» REQUIRED TASK
Read the material below and count the lines holding the string "text". Give that count with nothing added.

» DATA RECORDS
## start

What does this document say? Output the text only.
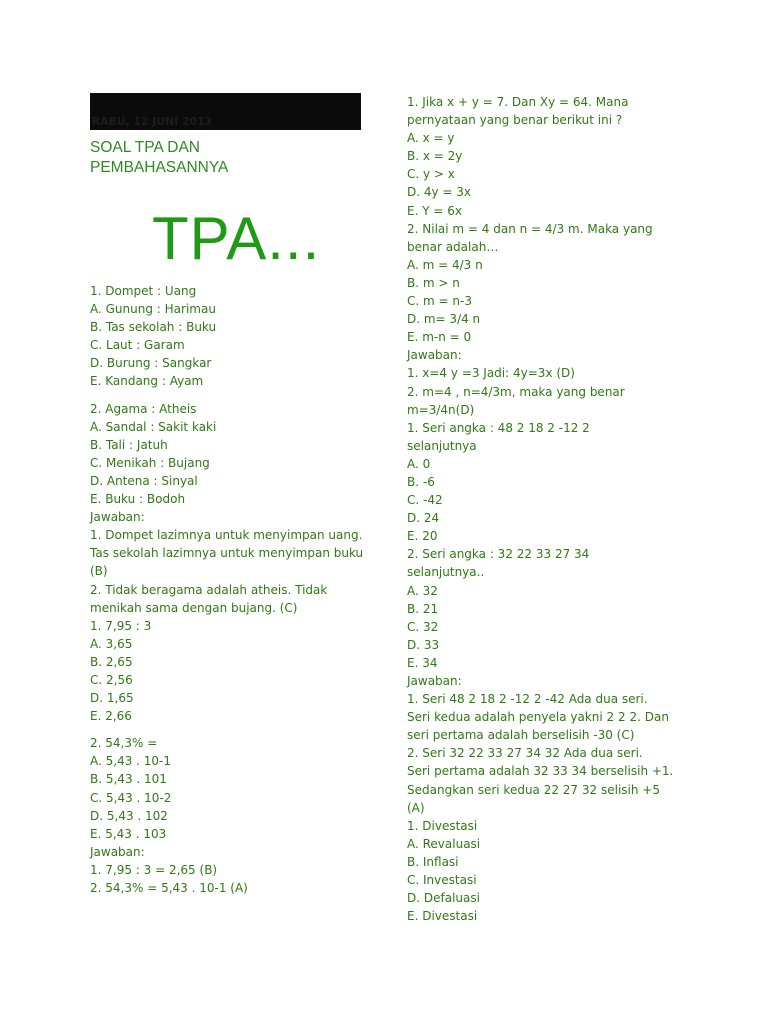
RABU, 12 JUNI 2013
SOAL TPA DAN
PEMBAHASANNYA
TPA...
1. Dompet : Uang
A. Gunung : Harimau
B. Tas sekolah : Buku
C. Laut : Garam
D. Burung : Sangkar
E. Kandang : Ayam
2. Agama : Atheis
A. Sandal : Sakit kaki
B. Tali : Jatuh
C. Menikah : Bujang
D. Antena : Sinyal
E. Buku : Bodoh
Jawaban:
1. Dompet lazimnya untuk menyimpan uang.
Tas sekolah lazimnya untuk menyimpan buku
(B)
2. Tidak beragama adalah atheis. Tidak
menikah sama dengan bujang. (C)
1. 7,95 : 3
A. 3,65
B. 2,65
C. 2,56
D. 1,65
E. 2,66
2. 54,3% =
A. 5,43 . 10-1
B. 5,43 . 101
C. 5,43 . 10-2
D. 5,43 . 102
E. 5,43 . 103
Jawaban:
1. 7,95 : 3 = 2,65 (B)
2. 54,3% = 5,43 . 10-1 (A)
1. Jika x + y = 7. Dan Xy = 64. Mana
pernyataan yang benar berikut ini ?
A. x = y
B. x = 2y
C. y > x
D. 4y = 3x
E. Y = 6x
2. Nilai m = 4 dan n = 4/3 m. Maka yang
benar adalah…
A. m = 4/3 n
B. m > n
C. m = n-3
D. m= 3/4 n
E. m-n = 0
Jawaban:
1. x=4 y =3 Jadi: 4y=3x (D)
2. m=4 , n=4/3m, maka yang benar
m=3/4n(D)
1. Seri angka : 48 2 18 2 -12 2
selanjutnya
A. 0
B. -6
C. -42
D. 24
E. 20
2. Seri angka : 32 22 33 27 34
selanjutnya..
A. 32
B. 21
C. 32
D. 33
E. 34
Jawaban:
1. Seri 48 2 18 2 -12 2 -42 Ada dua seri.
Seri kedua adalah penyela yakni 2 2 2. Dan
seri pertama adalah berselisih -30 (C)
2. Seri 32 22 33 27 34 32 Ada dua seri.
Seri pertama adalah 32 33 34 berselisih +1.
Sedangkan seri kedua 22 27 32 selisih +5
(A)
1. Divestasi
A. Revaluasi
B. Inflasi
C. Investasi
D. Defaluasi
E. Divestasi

## end
## start

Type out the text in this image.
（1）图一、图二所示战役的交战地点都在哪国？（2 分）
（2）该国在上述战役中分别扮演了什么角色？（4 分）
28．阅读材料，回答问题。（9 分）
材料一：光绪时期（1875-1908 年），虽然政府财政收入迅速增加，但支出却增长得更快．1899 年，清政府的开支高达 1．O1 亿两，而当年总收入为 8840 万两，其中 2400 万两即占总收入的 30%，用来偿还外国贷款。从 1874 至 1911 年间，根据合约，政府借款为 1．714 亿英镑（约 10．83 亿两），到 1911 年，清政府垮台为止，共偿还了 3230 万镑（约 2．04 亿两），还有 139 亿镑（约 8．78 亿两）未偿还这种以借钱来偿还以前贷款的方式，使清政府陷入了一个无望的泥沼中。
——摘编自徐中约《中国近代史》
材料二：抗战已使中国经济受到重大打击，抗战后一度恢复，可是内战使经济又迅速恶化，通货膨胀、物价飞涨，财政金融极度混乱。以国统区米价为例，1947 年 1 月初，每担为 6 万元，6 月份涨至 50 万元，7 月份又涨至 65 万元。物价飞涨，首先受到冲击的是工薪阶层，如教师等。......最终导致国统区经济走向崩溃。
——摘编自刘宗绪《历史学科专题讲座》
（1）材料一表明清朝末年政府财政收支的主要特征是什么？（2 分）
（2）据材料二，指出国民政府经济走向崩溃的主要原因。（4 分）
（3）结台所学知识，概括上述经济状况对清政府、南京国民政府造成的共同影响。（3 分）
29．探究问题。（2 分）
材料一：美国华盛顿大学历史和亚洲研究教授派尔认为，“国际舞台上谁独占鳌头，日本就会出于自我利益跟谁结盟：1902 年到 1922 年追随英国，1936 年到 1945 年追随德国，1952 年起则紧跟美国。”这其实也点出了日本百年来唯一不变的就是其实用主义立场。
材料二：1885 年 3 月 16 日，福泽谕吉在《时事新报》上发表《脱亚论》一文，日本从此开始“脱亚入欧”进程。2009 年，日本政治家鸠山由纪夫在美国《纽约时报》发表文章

## end

» RESULT
2